▶ Job:
Here are some records; return them all exactly.

▶ Materials provided:
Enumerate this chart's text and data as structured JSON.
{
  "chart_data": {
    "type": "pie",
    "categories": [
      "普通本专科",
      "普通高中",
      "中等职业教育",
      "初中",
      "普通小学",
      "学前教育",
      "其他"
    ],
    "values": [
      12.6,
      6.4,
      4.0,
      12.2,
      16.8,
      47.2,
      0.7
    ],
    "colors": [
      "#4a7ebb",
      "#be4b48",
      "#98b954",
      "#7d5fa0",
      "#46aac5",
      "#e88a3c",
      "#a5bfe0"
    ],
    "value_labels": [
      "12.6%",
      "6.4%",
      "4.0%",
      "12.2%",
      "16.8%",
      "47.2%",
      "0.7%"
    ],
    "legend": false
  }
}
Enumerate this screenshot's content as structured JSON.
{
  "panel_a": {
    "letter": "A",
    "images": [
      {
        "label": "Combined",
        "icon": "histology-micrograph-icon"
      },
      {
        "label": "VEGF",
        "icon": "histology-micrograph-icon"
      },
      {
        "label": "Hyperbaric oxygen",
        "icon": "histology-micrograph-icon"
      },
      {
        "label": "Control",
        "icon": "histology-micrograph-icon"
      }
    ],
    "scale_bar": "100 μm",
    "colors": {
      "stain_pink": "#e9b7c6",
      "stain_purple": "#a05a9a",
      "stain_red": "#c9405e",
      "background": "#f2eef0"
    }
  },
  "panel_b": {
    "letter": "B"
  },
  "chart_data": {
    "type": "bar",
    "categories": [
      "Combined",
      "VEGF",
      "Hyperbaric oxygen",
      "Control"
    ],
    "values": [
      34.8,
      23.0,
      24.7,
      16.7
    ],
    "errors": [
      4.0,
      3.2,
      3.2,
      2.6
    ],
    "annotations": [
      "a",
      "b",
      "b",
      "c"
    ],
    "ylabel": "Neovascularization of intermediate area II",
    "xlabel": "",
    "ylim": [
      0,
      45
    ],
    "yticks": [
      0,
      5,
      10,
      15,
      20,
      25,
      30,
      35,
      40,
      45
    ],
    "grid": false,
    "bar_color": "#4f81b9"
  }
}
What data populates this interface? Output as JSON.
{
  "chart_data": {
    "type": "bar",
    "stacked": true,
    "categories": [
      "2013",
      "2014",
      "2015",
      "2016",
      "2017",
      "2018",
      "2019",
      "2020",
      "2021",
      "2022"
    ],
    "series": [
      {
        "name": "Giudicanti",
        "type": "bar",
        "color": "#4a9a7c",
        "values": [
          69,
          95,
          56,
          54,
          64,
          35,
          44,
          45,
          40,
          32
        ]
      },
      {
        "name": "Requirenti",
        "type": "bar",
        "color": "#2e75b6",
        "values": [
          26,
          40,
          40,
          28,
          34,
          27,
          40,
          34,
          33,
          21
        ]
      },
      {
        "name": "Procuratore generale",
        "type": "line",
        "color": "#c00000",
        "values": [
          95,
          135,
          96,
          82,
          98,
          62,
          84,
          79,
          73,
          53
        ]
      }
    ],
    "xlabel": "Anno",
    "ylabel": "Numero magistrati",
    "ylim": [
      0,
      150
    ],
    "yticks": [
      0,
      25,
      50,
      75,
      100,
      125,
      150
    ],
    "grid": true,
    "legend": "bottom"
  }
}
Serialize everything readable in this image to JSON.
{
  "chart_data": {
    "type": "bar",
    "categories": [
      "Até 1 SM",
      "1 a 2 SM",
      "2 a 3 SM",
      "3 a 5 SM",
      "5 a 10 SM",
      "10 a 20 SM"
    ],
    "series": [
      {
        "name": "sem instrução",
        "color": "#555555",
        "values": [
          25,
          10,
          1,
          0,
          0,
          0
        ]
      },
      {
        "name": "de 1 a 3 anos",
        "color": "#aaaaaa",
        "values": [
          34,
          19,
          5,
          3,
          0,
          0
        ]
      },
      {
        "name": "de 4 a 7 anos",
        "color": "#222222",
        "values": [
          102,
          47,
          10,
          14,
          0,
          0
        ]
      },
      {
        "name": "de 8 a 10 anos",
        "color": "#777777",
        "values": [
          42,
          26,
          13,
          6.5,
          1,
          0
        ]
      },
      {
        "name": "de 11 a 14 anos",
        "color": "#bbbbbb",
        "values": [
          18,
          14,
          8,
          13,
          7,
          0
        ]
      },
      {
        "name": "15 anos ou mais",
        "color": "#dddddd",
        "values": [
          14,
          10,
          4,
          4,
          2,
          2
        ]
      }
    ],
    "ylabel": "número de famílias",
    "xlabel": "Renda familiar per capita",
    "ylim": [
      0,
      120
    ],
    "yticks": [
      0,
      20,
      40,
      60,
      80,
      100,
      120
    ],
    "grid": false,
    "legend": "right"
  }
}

▶ Correct output:
Enumerate this chart's text and data as structured JSON.
{
  "chart_data": {
    "type": "pie",
    "categories": [
      "普通本专科",
      "普通高中",
      "中等职业教育",
      "初中",
      "普通小学",
      "学前教育",
      "其他"
    ],
    "values": [
      12.6,
      6.4,
      4.0,
      12.2,
      16.8,
      47.2,
      0.7
    ],
    "colors": [
      "#4a7ebb",
      "#be4b48",
      "#98b954",
      "#7d5fa0",
      "#46aac5",
      "#e88a3c",
      "#a5bfe0"
    ],
    "value_labels": [
      "12.6%",
      "6.4%",
      "4.0%",
      "12.2%",
      "16.8%",
      "47.2%",
      "0.7%"
    ],
    "legend": false
  }
}
Enumerate this screenshot's content as structured JSON.
{
  "panel_a": {
    "letter": "A",
    "images": [
      {
        "label": "Combined",
        "icon": "histology-micrograph-icon"
      },
      {
        "label": "VEGF",
        "icon": "histology-micrograph-icon"
      },
      {
        "label": "Hyperbaric oxygen",
        "icon": "histology-micrograph-icon"
      },
      {
        "label": "Control",
        "icon": "histology-micrograph-icon"
      }
    ],
    "scale_bar": "100 μm",
    "colors": {
      "stain_pink": "#e9b7c6",
      "stain_purple": "#a05a9a",
      "stain_red": "#c9405e",
      "background": "#f2eef0"
    }
  },
  "panel_b": {
    "letter": "B"
  },
  "chart_data": {
    "type": "bar",
    "categories": [
      "Combined",
      "VEGF",
      "Hyperbaric oxygen",
      "Control"
    ],
    "values": [
      34.8,
      23.0,
      24.7,
      16.7
    ],
    "errors": [
      4.0,
      3.2,
      3.2,
      2.6
    ],
    "annotations": [
      "a",
      "b",
      "b",
      "c"
    ],
    "ylabel": "Neovascularization of intermediate area II",
    "xlabel": "",
    "ylim": [
      0,
      45
    ],
    "yticks": [
      0,
      5,
      10,
      15,
      20,
      25,
      30,
      35,
      40,
      45
    ],
    "grid": false,
    "bar_color": "#4f81b9"
  }
}
What data populates this interface? Output as JSON.
{
  "chart_data": {
    "type": "bar",
    "stacked": true,
    "categories": [
      "2013",
      "2014",
      "2015",
      "2016",
      "2017",
      "2018",
      "2019",
      "2020",
      "2021",
      "2022"
    ],
    "series": [
      {
        "name": "Giudicanti",
        "type": "bar",
        "color": "#4a9a7c",
        "values": [
          69,
          95,
          56,
          54,
          64,
          35,
          44,
          45,
          40,
          32
        ]
      },
      {
        "name": "Requirenti",
        "type": "bar",
        "color": "#2e75b6",
        "values": [
          26,
          40,
          40,
          28,
          34,
          27,
          40,
          34,
          33,
          21
        ]
      },
      {
        "name": "Procuratore generale",
        "type": "line",
        "color": "#c00000",
        "values": [
          95,
          135,
          96,
          82,
          98,
          62,
          84,
          79,
          73,
          53
        ]
      }
    ],
    "xlabel": "Anno",
    "ylabel": "Numero magistrati",
    "ylim": [
      0,
      150
    ],
    "yticks": [
      0,
      25,
      50,
      75,
      100,
      125,
      150
    ],
    "grid": true,
    "legend": "bottom"
  }
}
Serialize everything readable in this image to JSON.
{
  "chart_data": {
    "type": "bar",
    "categories": [
      "Até 1 SM",
      "1 a 2 SM",
      "2 a 3 SM",
      "3 a 5 SM",
      "5 a 10 SM",
      "10 a 20 SM"
    ],
    "series": [
      {
        "name": "sem instrução",
        "color": "#555555",
        "values": [
          25,
          10,
          1,
          0,
          0,
          0
        ]
      },
      {
        "name": "de 1 a 3 anos",
        "color": "#aaaaaa",
        "values": [
          34,
          19,
          5,
          3,
          0,
          0
        ]
      },
      {
        "name": "de 4 a 7 anos",
        "color": "#222222",
        "values": [
          102,
          47,
          10,
          14,
          0,
          0
        ]
      },
      {
        "name": "de 8 a 10 anos",
        "color": "#777777",
        "values": [
          42,
          26,
          13,
          6.5,
          1,
          0
        ]
      },
      {
        "name": "de 11 a 14 anos",
        "color": "#bbbbbb",
        "values": [
          18,
          14,
          8,
          13,
          7,
          0
        ]
      },
      {
        "name": "15 anos ou mais",
        "color": "#dddddd",
        "values": [
          14,
          10,
          4,
          4,
          2,
          2
        ]
      }
    ],
    "ylabel": "número de famílias",
    "xlabel": "Renda familiar per capita",
    "ylim": [
      0,
      120
    ],
    "yticks": [
      0,
      20,
      40,
      60,
      80,
      100,
      120
    ],
    "grid": false,
    "legend": "right"
  }
}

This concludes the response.